++++ PROVIDED DATA ++++
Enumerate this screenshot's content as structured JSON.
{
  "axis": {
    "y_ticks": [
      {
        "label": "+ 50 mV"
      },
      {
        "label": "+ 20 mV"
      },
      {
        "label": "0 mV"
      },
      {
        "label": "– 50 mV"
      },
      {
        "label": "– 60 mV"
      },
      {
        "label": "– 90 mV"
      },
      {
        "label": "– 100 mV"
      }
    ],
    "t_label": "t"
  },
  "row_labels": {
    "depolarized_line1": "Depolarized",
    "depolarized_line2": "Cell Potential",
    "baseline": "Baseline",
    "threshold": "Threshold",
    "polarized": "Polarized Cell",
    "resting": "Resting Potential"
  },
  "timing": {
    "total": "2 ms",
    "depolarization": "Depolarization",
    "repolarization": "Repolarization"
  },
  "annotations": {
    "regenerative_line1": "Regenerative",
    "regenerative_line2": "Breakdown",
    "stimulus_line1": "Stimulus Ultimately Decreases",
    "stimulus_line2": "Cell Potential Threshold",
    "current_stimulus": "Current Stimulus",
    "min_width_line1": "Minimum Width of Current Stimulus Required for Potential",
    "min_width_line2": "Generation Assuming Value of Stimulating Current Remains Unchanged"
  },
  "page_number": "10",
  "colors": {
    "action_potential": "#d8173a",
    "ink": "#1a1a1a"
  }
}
++++
■ **WHAT THE EXERCISE ASKS**
Reproduce the listing shown above in its entirety, exactly.

■ **WRITTEN ANSWER**
Enumerate this screenshot's content as structured JSON.
{
  "axis": {
    "y_ticks": [
      {
        "label": "+ 50 mV"
      },
      {
        "label": "+ 20 mV"
      },
      {
        "label": "0 mV"
      },
      {
        "label": "– 50 mV"
      },
      {
        "label": "– 60 mV"
      },
      {
        "label": "– 90 mV"
      },
      {
        "label": "– 100 mV"
      }
    ],
    "t_label": "t"
  },
  "row_labels": {
    "depolarized_line1": "Depolarized",
    "depolarized_line2": "Cell Potential",
    "baseline": "Baseline",
    "threshold": "Threshold",
    "polarized": "Polarized Cell",
    "resting": "Resting Potential"
  },
  "timing": {
    "total": "2 ms",
    "depolarization": "Depolarization",
    "repolarization": "Repolarization"
  },
  "annotations": {
    "regenerative_line1": "Regenerative",
    "regenerative_line2": "Breakdown",
    "stimulus_line1": "Stimulus Ultimately Decreases",
    "stimulus_line2": "Cell Potential Threshold",
    "current_stimulus": "Current Stimulus",
    "min_width_line1": "Minimum Width of Current Stimulus Required for Potential",
    "min_width_line2": "Generation Assuming Value of Stimulating Current Remains Unchanged"
  },
  "page_number": "10",
  "colors": {
    "action_potential": "#d8173a",
    "ink": "#1a1a1a"
  }
}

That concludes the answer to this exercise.